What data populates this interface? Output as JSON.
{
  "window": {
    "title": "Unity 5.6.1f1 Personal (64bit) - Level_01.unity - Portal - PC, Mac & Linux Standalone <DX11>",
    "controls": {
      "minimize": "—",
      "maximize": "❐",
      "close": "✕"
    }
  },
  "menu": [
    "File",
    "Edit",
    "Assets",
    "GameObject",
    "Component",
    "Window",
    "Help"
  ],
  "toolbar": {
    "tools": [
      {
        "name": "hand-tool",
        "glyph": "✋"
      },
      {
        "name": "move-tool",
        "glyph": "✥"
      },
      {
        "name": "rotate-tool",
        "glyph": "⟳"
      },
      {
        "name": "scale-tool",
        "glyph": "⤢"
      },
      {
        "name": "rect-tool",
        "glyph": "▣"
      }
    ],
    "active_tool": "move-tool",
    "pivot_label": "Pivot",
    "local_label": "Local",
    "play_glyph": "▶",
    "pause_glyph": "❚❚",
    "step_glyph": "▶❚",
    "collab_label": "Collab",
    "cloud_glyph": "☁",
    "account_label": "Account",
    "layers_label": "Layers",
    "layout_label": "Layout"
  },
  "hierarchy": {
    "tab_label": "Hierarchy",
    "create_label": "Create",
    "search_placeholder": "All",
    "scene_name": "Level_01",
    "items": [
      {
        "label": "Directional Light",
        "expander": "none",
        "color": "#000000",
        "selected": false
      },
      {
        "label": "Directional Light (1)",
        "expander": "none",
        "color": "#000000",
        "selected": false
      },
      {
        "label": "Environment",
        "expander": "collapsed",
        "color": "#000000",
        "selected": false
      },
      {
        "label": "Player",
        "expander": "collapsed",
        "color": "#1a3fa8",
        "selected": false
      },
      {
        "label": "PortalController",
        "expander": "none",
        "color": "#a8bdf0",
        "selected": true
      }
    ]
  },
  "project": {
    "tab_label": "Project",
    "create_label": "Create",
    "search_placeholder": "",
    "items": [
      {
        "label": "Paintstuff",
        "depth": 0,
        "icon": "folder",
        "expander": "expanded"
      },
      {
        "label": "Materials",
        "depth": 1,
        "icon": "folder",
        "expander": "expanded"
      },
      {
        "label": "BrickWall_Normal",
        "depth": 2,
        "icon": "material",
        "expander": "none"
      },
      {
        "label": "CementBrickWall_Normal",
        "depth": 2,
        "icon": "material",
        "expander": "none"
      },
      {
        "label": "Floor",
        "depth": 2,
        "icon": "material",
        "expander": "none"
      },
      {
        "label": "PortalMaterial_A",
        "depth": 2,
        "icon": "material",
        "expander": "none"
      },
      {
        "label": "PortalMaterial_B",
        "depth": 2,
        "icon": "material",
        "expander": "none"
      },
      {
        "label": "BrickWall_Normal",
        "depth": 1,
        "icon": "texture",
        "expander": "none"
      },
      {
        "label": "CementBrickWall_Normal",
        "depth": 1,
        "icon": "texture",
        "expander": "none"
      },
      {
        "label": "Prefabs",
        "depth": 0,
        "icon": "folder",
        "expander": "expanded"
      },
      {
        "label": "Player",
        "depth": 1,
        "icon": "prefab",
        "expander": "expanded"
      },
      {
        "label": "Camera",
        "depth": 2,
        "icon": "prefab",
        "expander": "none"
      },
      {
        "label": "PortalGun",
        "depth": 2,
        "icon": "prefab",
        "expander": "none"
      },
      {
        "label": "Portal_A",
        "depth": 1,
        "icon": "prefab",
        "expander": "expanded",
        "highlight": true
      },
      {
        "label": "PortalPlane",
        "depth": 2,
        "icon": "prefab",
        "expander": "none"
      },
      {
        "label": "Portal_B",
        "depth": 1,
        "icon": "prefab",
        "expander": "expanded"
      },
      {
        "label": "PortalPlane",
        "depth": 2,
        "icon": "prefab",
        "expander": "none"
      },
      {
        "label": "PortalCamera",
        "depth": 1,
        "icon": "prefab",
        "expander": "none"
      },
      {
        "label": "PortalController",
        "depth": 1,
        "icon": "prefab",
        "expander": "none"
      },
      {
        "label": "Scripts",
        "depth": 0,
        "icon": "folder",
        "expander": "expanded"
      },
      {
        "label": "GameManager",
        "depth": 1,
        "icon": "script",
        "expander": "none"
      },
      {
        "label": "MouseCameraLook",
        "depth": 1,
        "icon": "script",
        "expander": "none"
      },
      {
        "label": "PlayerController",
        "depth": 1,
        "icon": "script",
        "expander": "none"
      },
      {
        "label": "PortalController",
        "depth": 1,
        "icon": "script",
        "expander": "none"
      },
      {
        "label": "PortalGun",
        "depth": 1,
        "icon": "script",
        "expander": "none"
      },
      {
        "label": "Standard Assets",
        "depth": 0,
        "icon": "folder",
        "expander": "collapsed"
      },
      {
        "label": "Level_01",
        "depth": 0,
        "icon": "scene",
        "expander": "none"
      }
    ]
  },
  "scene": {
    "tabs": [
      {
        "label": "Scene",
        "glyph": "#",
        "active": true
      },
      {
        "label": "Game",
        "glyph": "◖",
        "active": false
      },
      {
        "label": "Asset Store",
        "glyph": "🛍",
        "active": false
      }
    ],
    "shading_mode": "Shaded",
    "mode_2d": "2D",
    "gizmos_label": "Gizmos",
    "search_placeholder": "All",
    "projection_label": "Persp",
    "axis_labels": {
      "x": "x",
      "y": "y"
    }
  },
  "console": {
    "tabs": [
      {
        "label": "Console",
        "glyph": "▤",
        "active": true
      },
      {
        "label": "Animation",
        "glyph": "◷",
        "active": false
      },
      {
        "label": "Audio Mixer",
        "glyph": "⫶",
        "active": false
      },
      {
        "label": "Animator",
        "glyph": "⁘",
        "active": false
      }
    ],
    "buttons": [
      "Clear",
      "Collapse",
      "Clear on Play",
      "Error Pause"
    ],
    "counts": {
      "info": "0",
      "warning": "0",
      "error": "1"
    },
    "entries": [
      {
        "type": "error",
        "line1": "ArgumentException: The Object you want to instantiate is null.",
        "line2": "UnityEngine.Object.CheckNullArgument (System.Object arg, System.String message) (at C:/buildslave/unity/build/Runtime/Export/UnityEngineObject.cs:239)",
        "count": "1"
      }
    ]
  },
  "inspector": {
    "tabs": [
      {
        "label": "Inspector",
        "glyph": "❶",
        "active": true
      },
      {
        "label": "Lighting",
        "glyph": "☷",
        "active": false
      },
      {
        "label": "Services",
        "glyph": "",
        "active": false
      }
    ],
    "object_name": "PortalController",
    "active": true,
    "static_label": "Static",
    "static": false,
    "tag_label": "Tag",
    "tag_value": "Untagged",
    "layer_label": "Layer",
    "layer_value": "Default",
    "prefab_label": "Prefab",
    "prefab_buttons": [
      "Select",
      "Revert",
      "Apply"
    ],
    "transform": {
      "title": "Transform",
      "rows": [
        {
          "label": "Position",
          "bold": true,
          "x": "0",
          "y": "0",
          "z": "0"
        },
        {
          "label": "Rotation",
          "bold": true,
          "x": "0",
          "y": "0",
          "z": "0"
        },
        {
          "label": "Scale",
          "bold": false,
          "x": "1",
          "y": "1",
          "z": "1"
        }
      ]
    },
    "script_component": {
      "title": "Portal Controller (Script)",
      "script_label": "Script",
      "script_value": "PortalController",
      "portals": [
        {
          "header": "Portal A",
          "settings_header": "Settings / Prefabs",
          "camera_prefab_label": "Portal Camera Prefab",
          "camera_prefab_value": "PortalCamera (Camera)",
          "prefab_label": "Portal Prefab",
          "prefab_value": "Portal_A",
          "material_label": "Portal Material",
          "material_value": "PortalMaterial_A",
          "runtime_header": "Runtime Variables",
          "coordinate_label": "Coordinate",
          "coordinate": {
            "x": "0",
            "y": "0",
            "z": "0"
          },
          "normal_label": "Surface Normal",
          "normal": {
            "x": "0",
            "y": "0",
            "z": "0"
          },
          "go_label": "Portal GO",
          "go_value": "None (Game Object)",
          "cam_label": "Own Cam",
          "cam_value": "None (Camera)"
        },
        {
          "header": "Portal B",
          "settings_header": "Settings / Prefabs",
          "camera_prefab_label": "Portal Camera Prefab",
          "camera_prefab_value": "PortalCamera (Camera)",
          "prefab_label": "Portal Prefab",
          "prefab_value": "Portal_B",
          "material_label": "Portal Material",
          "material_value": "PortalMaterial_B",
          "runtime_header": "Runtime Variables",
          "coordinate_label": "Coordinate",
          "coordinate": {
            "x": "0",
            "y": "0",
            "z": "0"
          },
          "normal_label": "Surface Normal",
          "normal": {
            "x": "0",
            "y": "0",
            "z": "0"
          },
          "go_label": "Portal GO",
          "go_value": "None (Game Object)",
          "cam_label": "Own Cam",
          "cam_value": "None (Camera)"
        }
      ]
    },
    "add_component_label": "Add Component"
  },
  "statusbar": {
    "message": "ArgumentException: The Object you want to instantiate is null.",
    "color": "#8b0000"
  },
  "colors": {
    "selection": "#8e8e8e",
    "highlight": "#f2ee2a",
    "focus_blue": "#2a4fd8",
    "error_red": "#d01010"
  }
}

Written problem: Look for lines containing the string "Directional" and copy them all.

Task response:
        "label": "Directional Light",
        "label": "Directional Light (1)",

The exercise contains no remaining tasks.